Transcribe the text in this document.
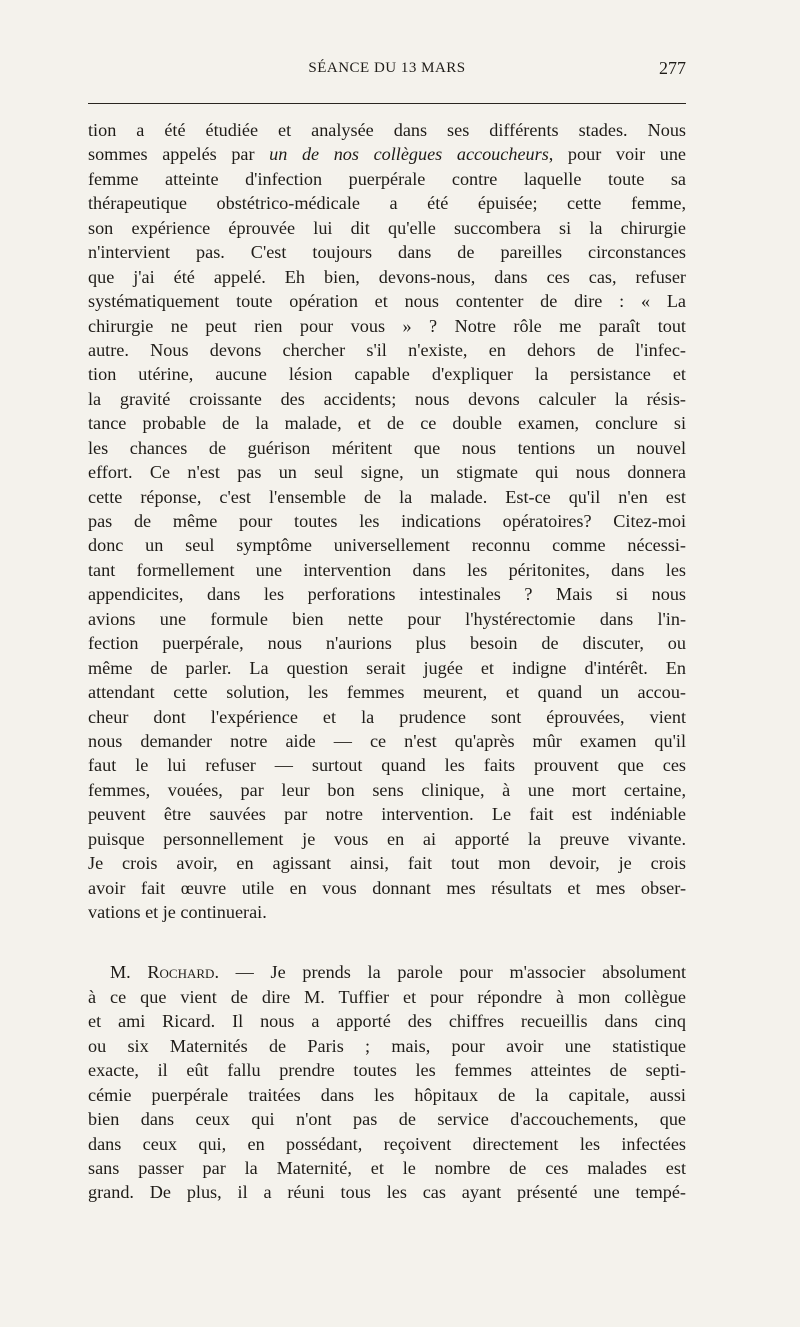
SÉANCE DU 13 MARS	277
tion a été étudiée et analysée dans ses différents stades. Nous
sommes appelés par un de nos collègues accoucheurs, pour voir une
femme atteinte d'infection puerpérale contre laquelle toute sa
thérapeutique obstétrico-médicale a été épuisée; cette femme,
son expérience éprouvée lui dit qu'elle succombera si la chirurgie
n'intervient pas. C'est toujours dans de pareilles circonstances
que j'ai été appelé. Eh bien, devons-nous, dans ces cas, refuser
systématiquement toute opération et nous contenter de dire : « La
chirurgie ne peut rien pour vous » ? Notre rôle me paraît tout
autre. Nous devons chercher s'il n'existe, en dehors de l'infec-
tion utérine, aucune lésion capable d'expliquer la persistance et
la gravité croissante des accidents; nous devons calculer la résis-
tance probable de la malade, et de ce double examen, conclure si
les chances de guérison méritent que nous tentions un nouvel
effort. Ce n'est pas un seul signe, un stigmate qui nous donnera
cette réponse, c'est l'ensemble de la malade. Est-ce qu'il n'en est
pas de même pour toutes les indications opératoires? Citez-moi
donc un seul symptôme universellement reconnu comme nécessi-
tant formellement une intervention dans les péritonites, dans les
appendicites, dans les perforations intestinales ? Mais si nous
avions une formule bien nette pour l'hystérectomie dans l'in-
fection puerpérale, nous n'aurions plus besoin de discuter, ou
même de parler. La question serait jugée et indigne d'intérêt. En
attendant cette solution, les femmes meurent, et quand un accou-
cheur dont l'expérience et la prudence sont éprouvées, vient
nous demander notre aide — ce n'est qu'après mûr examen qu'il
faut le lui refuser — surtout quand les faits prouvent que ces
femmes, vouées, par leur bon sens clinique, à une mort certaine,
peuvent être sauvées par notre intervention. Le fait est indéniable
puisque personnellement je vous en ai apporté la preuve vivante.
Je crois avoir, en agissant ainsi, fait tout mon devoir, je crois
avoir fait œuvre utile en vous donnant mes résultats et mes obser-
vations et je continuerai.
M. Rochard. — Je prends la parole pour m'associer absolument
à ce que vient de dire M. Tuffier et pour répondre à mon collègue
et ami Ricard. Il nous a apporté des chiffres recueillis dans cinq
ou six Maternités de Paris ; mais, pour avoir une statistique
exacte, il eût fallu prendre toutes les femmes atteintes de septi-
cémie puerpérale traitées dans les hôpitaux de la capitale, aussi
bien dans ceux qui n'ont pas de service d'accouchements, que
dans ceux qui, en possédant, reçoivent directement les infectées
sans passer par la Maternité, et le nombre de ces malades est
grand. De plus, il a réuni tous les cas ayant présenté une tempé-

**EXERCISE DIRECTIONS**:
Extract every line containing the string "devons" from the material.

**RESULT FOR THIS EXERCISE**:
que j'ai été appelé. Eh bien, devons-nous, dans ces cas, refuser
autre. Nous devons chercher s'il n'existe, en dehors de l'infec-
la gravité croissante des accidents; nous devons calculer la résis-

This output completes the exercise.